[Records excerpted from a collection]

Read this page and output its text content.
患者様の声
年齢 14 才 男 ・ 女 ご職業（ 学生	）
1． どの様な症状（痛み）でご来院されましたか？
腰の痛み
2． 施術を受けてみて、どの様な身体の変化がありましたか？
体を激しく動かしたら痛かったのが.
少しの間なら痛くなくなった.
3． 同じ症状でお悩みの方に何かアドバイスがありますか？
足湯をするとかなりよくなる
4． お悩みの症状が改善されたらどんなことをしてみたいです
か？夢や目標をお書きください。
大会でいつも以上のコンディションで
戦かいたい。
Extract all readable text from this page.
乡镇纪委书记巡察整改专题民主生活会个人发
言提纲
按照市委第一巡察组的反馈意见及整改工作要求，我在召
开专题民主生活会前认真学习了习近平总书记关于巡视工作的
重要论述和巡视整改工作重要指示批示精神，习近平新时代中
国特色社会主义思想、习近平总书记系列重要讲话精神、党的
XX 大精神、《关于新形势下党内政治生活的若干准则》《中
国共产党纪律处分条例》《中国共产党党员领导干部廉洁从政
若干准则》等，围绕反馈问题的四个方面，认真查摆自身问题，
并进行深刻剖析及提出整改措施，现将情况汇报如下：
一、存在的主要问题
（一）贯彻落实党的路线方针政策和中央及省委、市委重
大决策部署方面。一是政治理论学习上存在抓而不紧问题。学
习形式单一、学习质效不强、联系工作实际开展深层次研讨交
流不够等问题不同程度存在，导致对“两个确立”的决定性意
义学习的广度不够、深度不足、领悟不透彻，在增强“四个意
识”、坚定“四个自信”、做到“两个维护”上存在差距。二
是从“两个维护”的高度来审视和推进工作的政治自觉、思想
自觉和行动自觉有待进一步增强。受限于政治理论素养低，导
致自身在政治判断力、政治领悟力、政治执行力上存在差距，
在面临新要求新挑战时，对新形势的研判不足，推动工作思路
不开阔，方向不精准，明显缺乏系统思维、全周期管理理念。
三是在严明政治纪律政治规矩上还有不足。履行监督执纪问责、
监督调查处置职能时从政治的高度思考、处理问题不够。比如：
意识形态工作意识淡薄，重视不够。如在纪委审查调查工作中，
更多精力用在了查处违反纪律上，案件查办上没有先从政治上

**Request**
Every line of the listing that holds "this" should be found and copied.

**Full answer**
Read this page and output its text content.
Extract all readable text from this page.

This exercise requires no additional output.